● **Required task**: Take the material below and write it all out again exactly.

● **Records to use**:
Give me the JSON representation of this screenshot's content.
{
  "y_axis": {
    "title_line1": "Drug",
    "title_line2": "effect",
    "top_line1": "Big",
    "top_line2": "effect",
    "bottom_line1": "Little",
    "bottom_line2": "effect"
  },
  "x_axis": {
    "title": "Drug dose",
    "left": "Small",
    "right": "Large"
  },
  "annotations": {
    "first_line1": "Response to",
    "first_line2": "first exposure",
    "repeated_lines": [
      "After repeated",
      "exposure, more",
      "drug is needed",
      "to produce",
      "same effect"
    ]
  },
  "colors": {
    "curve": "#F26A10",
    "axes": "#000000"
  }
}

● **Final result**:
Give me the JSON representation of this screenshot's content.
{
  "y_axis": {
    "title_line1": "Drug",
    "title_line2": "effect",
    "top_line1": "Big",
    "top_line2": "effect",
    "bottom_line1": "Little",
    "bottom_line2": "effect"
  },
  "x_axis": {
    "title": "Drug dose",
    "left": "Small",
    "right": "Large"
  },
  "annotations": {
    "first_line1": "Response to",
    "first_line2": "first exposure",
    "repeated_lines": [
      "After repeated",
      "exposure, more",
      "drug is needed",
      "to produce",
      "same effect"
    ]
  },
  "colors": {
    "curve": "#F26A10",
    "axes": "#000000"
  }
}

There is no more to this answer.